To do: Write the data out again in full, with no departure from the original.

Data for this exercise:

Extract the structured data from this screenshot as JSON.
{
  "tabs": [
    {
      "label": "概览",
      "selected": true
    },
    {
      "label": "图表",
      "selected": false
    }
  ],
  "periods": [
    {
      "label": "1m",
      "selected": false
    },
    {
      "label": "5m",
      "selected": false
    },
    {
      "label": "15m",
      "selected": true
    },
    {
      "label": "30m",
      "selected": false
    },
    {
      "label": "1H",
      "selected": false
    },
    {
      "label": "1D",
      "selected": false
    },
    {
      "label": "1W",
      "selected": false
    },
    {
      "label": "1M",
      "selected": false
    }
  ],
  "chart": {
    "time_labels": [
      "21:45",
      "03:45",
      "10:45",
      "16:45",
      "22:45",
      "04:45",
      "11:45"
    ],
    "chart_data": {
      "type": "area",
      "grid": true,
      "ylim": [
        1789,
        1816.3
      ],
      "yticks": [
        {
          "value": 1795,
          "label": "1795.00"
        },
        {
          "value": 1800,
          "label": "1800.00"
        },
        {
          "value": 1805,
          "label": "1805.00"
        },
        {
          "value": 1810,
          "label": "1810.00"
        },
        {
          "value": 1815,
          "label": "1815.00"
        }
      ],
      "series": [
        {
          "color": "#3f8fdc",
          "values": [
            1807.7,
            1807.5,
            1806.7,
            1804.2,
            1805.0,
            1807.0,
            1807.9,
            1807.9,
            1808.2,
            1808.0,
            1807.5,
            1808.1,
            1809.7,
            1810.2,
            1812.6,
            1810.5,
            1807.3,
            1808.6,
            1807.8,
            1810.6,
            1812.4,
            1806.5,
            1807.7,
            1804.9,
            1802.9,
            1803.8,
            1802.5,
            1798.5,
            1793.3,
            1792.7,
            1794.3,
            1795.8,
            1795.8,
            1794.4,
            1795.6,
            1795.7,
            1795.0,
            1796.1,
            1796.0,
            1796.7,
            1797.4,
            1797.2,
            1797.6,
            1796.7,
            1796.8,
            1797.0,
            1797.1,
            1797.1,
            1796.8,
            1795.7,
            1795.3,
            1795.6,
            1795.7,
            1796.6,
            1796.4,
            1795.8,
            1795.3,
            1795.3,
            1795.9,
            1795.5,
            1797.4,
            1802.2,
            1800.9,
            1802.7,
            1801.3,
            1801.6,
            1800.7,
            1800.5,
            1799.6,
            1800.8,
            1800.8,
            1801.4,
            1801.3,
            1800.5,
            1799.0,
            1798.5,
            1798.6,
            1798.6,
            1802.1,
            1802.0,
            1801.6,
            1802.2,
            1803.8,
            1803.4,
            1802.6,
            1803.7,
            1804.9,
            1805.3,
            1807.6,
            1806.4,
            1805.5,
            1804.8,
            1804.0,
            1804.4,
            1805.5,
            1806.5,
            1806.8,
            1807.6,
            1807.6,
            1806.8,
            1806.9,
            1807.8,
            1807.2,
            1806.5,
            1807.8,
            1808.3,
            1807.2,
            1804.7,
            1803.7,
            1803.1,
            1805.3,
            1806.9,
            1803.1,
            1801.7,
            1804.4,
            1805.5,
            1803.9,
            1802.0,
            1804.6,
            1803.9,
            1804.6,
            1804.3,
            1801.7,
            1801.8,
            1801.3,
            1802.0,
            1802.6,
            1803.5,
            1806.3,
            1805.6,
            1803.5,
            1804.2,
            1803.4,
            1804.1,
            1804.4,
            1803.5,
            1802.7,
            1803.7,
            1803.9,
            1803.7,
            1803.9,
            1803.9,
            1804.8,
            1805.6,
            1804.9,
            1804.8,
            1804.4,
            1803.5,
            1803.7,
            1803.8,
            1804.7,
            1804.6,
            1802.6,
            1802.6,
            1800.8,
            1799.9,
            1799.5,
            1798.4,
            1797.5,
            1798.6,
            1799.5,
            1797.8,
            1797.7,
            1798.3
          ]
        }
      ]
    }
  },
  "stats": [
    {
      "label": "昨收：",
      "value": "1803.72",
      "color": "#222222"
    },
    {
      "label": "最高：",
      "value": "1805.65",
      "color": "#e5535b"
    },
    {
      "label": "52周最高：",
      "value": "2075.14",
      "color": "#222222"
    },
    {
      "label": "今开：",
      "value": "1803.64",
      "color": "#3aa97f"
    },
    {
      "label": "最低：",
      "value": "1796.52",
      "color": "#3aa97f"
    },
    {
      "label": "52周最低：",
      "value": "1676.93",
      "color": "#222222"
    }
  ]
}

Answer to this task:
Extract the structured data from this screenshot as JSON.
{
  "tabs": [
    {
      "label": "概览",
      "selected": true
    },
    {
      "label": "图表",
      "selected": false
    }
  ],
  "periods": [
    {
      "label": "1m",
      "selected": false
    },
    {
      "label": "5m",
      "selected": false
    },
    {
      "label": "15m",
      "selected": true
    },
    {
      "label": "30m",
      "selected": false
    },
    {
      "label": "1H",
      "selected": false
    },
    {
      "label": "1D",
      "selected": false
    },
    {
      "label": "1W",
      "selected": false
    },
    {
      "label": "1M",
      "selected": false
    }
  ],
  "chart": {
    "time_labels": [
      "21:45",
      "03:45",
      "10:45",
      "16:45",
      "22:45",
      "04:45",
      "11:45"
    ],
    "chart_data": {
      "type": "area",
      "grid": true,
      "ylim": [
        1789,
        1816.3
      ],
      "yticks": [
        {
          "value": 1795,
          "label": "1795.00"
        },
        {
          "value": 1800,
          "label": "1800.00"
        },
        {
          "value": 1805,
          "label": "1805.00"
        },
        {
          "value": 1810,
          "label": "1810.00"
        },
        {
          "value": 1815,
          "label": "1815.00"
        }
      ],
      "series": [
        {
          "color": "#3f8fdc",
          "values": [
            1807.7,
            1807.5,
            1806.7,
            1804.2,
            1805.0,
            1807.0,
            1807.9,
            1807.9,
            1808.2,
            1808.0,
            1807.5,
            1808.1,
            1809.7,
            1810.2,
            1812.6,
            1810.5,
            1807.3,
            1808.6,
            1807.8,
            1810.6,
            1812.4,
            1806.5,
            1807.7,
            1804.9,
            1802.9,
            1803.8,
            1802.5,
            1798.5,
            1793.3,
            1792.7,
            1794.3,
            1795.8,
            1795.8,
            1794.4,
            1795.6,
            1795.7,
            1795.0,
            1796.1,
            1796.0,
            1796.7,
            1797.4,
            1797.2,
            1797.6,
            1796.7,
            1796.8,
            1797.0,
            1797.1,
            1797.1,
            1796.8,
            1795.7,
            1795.3,
            1795.6,
            1795.7,
            1796.6,
            1796.4,
            1795.8,
            1795.3,
            1795.3,
            1795.9,
            1795.5,
            1797.4,
            1802.2,
            1800.9,
            1802.7,
            1801.3,
            1801.6,
            1800.7,
            1800.5,
            1799.6,
            1800.8,
            1800.8,
            1801.4,
            1801.3,
            1800.5,
            1799.0,
            1798.5,
            1798.6,
            1798.6,
            1802.1,
            1802.0,
            1801.6,
            1802.2,
            1803.8,
            1803.4,
            1802.6,
            1803.7,
            1804.9,
            1805.3,
            1807.6,
            1806.4,
            1805.5,
            1804.8,
            1804.0,
            1804.4,
            1805.5,
            1806.5,
            1806.8,
            1807.6,
            1807.6,
            1806.8,
            1806.9,
            1807.8,
            1807.2,
            1806.5,
            1807.8,
            1808.3,
            1807.2,
            1804.7,
            1803.7,
            1803.1,
            1805.3,
            1806.9,
            1803.1,
            1801.7,
            1804.4,
            1805.5,
            1803.9,
            1802.0,
            1804.6,
            1803.9,
            1804.6,
            1804.3,
            1801.7,
            1801.8,
            1801.3,
            1802.0,
            1802.6,
            1803.5,
            1806.3,
            1805.6,
            1803.5,
            1804.2,
            1803.4,
            1804.1,
            1804.4,
            1803.5,
            1802.7,
            1803.7,
            1803.9,
            1803.7,
            1803.9,
            1803.9,
            1804.8,
            1805.6,
            1804.9,
            1804.8,
            1804.4,
            1803.5,
            1803.7,
            1803.8,
            1804.7,
            1804.6,
            1802.6,
            1802.6,
            1800.8,
            1799.9,
            1799.5,
            1798.4,
            1797.5,
            1798.6,
            1799.5,
            1797.8,
            1797.7,
            1798.3
          ]
        }
      ]
    }
  },
  "stats": [
    {
      "label": "昨收：",
      "value": "1803.72",
      "color": "#222222"
    },
    {
      "label": "最高：",
      "value": "1805.65",
      "color": "#e5535b"
    },
    {
      "label": "52周最高：",
      "value": "2075.14",
      "color": "#222222"
    },
    {
      "label": "今开：",
      "value": "1803.64",
      "color": "#3aa97f"
    },
    {
      "label": "最低：",
      "value": "1796.52",
      "color": "#3aa97f"
    },
    {
      "label": "52周最低：",
      "value": "1676.93",
      "color": "#222222"
    }
  ]
}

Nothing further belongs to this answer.